SELECTION:
+ + + + + + +
Tuesday, November 24, 2009

World

Knife-Crime Spree Sweeps Britain, Leaving Victims and Fear in Its Wake

With the British press chronicling every attack's gory details, people are demanding a tough response

Posted July 18, 2008

LONDON—A bloody knife-crime wave sweeping across Britain has left a slew of urban teenagers and young adults dead or seriously injured.

And the numbers seem to keep piling up. In London alone, 20 teenagers have been killed by knives this year, including an 18-year-old who died of stab wounds Thursday night. On a particularly lethal day earlier this month, six people were killed in knife attacks, four of them in London.

Police stand guard near the cordoned-off scene of the murder of 16 year old Shakilus Townsend at Thornton Heath in Croydon, south London, England. The teenager from Deptford, was found with multiple stab wounds in Beulah Crescent and died shortly after.
Police stand guard near the cordoned-off scene of the murder of 16 year old Shakilus Townsend at Thornton Heath in Croydon, south London, England.

With Britain's famously rowdy press corps offering saturation coverage of the knife-crime "epidemic," U.K. residents are clamoring for more policing, and politicians are talking tough.

It is not, however, clear that Britain is getting any more dangerous. Indeed, despite the apparent surge in knife crimes, the government announced this week that the number of reported crimes has tumbled 48 percent since 1995, including a 9 percent drop in the past year.

That decline has done little to stem the media frenzy. Rather than delve too deeply into the root causes of the attacks, the papers recount every horrific murder, always with gory details, often with poignancy. For instance, 20-year-old, "model" criminology student Yusufu Miiro was assaulted in a stairwell en route to pick up some takeout food. He died from stab wounds to his head and chest. Last May, Rob Knox, 18, a budding actor who has a bit part in the upcoming Harry Potter movie, was killed while reportedly trying to protect his brother from a knife-wielding man who attacked a group of people outside a bar.

All these gruesome tales are having an effect. A recent poll found that 85 percent of Britons are worried about knife crime, and 70 percent want to see stronger police measures.
+ + + + + + +
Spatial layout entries
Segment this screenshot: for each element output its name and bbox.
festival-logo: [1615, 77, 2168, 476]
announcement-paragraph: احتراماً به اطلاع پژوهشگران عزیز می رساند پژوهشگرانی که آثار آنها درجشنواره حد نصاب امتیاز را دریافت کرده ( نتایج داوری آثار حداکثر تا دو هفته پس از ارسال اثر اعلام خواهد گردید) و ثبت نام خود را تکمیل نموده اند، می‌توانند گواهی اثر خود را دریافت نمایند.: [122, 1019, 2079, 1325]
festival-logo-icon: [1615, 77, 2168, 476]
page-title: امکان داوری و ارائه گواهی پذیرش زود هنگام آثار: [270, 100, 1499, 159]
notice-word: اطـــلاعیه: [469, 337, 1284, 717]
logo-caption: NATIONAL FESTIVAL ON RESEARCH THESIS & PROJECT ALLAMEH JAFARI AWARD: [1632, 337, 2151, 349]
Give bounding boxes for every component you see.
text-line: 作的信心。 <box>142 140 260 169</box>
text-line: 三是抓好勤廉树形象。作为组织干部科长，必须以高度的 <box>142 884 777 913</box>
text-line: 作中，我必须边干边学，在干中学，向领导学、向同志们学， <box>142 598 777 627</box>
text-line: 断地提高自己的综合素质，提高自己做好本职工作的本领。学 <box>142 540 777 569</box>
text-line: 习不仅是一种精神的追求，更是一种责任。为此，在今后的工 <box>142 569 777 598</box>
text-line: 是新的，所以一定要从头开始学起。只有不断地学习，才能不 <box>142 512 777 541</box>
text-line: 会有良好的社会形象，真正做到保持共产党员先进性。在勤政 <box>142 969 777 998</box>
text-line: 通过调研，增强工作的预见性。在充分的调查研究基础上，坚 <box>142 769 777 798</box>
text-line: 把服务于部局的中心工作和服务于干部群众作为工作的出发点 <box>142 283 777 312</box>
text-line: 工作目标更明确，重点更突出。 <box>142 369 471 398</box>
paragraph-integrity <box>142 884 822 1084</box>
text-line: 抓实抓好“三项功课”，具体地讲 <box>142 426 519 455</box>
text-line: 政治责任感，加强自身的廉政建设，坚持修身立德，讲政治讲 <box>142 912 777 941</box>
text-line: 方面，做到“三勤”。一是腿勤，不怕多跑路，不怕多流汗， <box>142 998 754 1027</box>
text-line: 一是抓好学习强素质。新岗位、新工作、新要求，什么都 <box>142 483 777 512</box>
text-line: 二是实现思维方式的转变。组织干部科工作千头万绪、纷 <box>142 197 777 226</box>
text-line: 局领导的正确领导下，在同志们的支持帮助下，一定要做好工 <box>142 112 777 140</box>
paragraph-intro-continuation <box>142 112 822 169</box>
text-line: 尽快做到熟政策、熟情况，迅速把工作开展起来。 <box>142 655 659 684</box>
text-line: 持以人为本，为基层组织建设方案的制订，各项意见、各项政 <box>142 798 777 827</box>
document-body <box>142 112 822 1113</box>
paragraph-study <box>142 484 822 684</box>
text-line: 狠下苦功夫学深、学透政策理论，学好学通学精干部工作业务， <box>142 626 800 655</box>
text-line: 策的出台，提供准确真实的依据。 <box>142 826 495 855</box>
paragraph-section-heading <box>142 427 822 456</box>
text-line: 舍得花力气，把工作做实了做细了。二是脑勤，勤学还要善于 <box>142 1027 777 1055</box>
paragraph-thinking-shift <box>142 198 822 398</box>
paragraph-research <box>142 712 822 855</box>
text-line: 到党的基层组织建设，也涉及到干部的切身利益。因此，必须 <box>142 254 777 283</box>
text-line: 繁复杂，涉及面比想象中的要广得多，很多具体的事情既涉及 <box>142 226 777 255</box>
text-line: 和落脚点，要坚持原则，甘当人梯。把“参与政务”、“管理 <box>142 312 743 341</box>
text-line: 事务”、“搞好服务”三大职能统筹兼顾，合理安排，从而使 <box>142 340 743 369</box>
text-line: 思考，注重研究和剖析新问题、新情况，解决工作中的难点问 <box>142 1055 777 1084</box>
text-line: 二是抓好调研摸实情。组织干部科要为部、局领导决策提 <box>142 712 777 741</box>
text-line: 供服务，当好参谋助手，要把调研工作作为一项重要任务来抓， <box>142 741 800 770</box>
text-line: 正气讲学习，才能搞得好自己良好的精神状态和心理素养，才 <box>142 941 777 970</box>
+ + + + + + +
SET EXERCISE 1: From the knife-crime article, return the passage from "All these gruesome" to "stronger police measures." word for word.
SET EXERCISE 2: Name every person killed who is identified by name in the knife-crime article.
SET EXERCISE 3: In the knife-crime article, what percentage of Britons want stronger police measures, according to the recent poll?

FINISHED ANSWER 1:
All these gruesome tales are having an effect. A recent poll found that 85 percent of Britons are worried about knife crime, and 70 percent want to see stronger police measures.

FINISHED ANSWER 2: Shakilus Townsend, Yusufu Miiro, Rob Knox

FINISHED ANSWER 3: 70 percent